───── WORKING DATA ─────

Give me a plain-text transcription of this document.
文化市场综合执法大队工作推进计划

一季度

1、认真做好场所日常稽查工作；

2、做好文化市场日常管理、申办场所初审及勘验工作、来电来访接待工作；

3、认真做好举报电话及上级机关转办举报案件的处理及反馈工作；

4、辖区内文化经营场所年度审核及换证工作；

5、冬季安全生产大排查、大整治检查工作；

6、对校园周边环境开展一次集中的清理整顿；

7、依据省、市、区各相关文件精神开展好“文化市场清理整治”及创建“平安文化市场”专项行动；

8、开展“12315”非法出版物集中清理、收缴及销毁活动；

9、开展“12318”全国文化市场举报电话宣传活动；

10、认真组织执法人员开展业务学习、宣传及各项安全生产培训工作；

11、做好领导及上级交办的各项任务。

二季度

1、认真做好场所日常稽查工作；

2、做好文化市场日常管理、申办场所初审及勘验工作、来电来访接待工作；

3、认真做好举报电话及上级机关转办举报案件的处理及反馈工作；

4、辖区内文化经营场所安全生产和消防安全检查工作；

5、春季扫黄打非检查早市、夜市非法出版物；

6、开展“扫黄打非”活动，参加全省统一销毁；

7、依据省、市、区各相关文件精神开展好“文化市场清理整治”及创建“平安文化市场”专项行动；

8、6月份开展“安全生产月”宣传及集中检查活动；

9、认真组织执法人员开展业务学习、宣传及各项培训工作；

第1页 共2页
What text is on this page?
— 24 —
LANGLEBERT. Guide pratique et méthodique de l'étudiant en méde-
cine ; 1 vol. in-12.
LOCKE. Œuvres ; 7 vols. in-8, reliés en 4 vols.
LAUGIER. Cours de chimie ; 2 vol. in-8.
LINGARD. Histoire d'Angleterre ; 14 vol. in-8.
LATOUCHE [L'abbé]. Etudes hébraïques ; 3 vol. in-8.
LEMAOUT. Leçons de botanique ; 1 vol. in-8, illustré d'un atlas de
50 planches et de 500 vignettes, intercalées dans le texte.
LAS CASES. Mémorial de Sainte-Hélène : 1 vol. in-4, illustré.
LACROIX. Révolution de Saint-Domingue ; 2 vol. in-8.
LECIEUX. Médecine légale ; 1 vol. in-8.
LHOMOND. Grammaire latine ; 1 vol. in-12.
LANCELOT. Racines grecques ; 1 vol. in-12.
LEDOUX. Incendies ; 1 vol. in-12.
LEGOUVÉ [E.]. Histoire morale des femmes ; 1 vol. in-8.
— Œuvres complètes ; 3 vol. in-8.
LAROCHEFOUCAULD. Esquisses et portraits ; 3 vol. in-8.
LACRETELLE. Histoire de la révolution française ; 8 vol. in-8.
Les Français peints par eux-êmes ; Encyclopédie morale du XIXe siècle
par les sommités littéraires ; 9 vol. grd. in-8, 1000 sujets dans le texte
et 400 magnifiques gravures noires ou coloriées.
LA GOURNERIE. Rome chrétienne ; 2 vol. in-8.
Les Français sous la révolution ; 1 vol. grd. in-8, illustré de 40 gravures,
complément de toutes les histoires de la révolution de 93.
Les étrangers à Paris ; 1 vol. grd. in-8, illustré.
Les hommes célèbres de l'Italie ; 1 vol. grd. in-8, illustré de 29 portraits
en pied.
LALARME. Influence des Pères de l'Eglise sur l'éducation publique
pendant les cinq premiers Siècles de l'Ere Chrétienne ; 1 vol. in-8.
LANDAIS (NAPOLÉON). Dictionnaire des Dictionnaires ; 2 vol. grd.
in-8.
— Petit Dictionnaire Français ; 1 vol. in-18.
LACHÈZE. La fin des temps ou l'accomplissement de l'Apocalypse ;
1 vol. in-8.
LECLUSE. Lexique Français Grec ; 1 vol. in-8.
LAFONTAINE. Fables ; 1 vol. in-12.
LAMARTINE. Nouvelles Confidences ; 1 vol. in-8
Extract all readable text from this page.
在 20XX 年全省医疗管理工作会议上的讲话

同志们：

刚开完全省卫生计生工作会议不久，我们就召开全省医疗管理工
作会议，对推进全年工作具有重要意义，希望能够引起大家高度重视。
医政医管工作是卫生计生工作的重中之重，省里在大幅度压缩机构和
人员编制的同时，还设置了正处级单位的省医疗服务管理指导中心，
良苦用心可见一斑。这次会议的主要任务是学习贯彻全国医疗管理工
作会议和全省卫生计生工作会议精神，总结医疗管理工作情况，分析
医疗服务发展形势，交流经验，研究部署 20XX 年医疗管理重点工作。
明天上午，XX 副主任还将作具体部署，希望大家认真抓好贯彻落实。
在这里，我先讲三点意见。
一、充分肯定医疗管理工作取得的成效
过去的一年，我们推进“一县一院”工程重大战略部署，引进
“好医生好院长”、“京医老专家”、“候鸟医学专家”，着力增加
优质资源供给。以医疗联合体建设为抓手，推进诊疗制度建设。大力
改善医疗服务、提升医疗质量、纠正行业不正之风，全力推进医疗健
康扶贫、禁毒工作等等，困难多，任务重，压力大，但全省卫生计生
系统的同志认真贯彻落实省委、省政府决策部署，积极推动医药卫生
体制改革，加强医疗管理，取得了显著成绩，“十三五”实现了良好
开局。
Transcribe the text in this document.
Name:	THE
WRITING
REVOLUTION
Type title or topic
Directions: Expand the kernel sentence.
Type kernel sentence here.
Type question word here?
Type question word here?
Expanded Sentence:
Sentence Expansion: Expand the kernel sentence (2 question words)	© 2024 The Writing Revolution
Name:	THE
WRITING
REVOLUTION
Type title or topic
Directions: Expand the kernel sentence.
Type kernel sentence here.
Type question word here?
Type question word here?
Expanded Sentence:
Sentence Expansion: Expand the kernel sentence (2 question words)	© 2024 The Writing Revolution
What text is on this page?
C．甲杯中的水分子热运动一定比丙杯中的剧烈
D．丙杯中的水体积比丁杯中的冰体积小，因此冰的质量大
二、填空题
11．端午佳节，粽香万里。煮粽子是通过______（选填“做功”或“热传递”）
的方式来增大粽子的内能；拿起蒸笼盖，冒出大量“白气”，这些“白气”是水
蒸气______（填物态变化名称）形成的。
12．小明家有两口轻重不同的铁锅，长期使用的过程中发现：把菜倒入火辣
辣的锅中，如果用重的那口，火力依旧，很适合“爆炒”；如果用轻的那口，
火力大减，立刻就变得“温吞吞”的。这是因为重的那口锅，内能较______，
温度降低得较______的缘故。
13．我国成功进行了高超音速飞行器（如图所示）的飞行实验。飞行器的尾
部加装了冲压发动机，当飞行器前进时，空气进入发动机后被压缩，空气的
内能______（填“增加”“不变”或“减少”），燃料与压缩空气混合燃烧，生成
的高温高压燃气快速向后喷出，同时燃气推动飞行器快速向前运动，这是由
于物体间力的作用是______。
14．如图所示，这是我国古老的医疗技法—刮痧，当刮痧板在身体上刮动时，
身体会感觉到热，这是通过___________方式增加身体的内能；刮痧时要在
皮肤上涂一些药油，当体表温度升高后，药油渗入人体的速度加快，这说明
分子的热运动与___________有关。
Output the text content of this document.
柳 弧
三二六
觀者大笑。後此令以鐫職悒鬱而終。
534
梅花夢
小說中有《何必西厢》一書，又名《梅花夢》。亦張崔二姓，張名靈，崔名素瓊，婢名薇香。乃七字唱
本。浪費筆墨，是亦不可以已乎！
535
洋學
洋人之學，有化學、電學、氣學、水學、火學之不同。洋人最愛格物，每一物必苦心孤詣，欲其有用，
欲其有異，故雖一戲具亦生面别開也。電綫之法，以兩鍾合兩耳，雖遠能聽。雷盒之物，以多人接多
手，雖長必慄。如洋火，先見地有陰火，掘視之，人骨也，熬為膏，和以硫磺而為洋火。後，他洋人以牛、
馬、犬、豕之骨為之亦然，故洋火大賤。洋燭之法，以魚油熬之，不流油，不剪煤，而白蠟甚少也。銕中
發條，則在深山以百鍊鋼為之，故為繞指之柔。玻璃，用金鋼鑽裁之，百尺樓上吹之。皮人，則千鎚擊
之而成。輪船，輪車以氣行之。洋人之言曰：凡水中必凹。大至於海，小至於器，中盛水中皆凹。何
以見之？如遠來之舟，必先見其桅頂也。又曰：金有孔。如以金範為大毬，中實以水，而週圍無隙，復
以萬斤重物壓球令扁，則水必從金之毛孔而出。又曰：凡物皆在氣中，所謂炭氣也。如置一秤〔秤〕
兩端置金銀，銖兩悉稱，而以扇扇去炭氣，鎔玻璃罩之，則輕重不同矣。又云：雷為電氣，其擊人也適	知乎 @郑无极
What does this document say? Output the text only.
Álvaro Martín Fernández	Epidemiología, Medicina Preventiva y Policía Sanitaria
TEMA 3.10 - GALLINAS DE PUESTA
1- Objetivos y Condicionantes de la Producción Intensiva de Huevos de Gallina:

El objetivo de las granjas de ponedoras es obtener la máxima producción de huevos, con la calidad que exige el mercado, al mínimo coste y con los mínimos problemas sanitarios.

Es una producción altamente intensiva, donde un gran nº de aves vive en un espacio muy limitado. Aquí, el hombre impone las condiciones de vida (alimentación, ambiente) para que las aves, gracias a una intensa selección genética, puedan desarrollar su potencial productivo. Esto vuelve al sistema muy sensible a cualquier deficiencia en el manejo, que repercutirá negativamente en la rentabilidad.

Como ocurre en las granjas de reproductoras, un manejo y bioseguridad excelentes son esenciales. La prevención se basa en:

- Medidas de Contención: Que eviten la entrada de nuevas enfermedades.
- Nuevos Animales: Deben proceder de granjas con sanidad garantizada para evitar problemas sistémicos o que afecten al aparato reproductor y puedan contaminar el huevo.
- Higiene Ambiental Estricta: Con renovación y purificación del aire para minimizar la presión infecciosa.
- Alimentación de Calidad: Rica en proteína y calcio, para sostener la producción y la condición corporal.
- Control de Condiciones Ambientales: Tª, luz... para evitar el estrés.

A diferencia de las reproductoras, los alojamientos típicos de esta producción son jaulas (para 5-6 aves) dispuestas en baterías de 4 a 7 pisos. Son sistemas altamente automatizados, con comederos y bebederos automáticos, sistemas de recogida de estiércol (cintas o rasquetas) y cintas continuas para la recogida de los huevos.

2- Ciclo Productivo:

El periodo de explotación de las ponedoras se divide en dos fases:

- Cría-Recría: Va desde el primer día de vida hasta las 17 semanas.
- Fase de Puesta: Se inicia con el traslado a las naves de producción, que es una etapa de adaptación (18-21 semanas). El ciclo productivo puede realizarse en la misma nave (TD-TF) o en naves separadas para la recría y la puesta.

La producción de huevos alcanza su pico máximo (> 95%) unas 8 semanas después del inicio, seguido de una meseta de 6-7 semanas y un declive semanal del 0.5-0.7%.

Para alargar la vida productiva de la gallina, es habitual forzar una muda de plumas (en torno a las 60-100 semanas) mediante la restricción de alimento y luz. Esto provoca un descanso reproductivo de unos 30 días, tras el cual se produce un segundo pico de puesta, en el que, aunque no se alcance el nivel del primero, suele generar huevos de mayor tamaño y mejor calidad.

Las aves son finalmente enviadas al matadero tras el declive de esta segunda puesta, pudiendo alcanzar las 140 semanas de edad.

─────

» GIVEN PROBLEM: Filter the listing above by the word "reproductoras"; copy each line that passes.

» RESULT BELOW:
Como ocurre en las granjas de reproductoras, un manejo y bioseguridad excelentes son esenciales. La prevención se basa en:
A diferencia de las reproductoras, los alojamientos típicos de esta producción son jaulas (para 5-6 aves) dispuestas en baterías de 4 a 7 pisos. Son sistemas altamente automatizados, con comederos y bebederos automáticos, sistemas de recogida de estiércol (cintas o rasquetas) y cintas continuas para la recogida de los huevos.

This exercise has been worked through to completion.